Task instructions:
Note each line that includes the word "responses". Copy those lines.

Input material:

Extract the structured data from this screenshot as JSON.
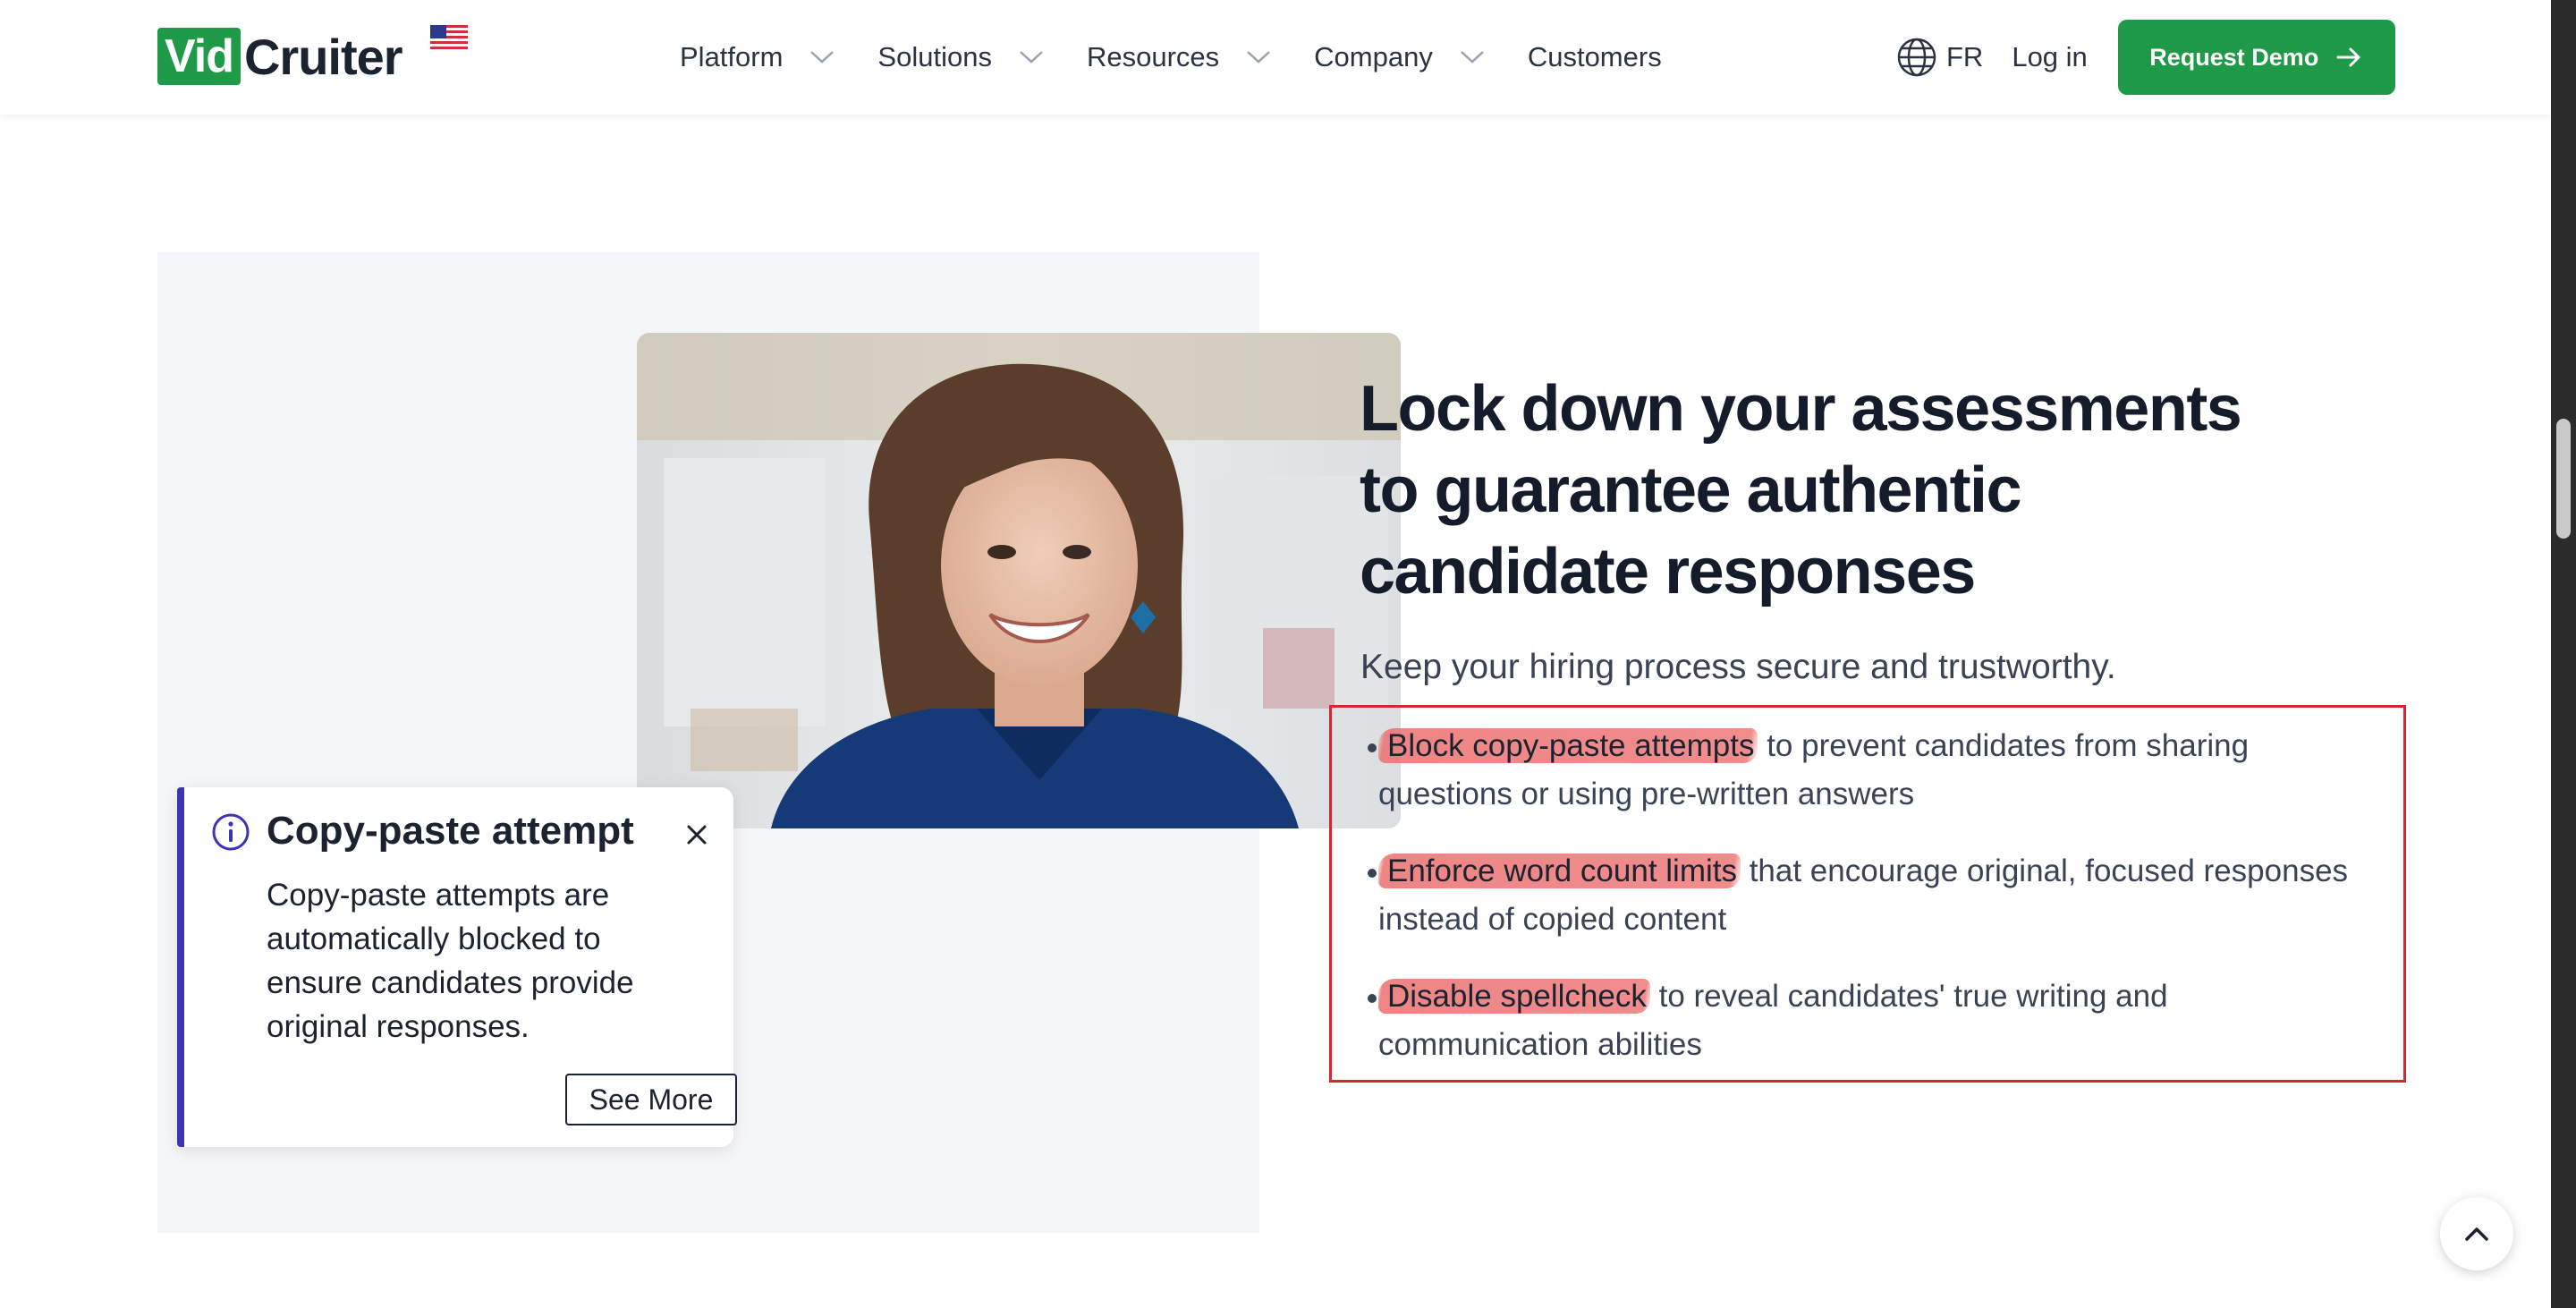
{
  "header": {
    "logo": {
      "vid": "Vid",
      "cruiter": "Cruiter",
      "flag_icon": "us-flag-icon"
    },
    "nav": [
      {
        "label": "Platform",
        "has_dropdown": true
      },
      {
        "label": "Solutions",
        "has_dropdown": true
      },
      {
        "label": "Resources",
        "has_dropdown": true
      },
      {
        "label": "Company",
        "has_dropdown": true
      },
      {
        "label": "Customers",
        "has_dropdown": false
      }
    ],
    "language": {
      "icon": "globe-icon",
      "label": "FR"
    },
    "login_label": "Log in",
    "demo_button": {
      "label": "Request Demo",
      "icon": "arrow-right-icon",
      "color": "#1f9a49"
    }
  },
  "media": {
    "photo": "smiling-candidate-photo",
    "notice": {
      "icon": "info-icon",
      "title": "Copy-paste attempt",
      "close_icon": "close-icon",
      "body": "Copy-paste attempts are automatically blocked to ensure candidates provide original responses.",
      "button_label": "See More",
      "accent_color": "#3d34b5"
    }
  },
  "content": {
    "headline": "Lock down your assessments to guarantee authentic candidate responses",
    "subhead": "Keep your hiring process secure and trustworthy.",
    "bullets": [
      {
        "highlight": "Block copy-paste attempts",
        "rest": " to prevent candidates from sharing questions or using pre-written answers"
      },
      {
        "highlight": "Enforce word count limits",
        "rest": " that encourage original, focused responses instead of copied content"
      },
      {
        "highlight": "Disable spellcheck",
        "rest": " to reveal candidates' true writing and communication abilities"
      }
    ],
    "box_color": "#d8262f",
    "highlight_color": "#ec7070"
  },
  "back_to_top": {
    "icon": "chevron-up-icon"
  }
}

The answer:
      "body": "Copy-paste attempts are automatically blocked to ensure candidates provide original responses.",
    "headline": "Lock down your assessments to guarantee authentic candidate responses",
        "rest": " that encourage original, focused responses instead of copied content"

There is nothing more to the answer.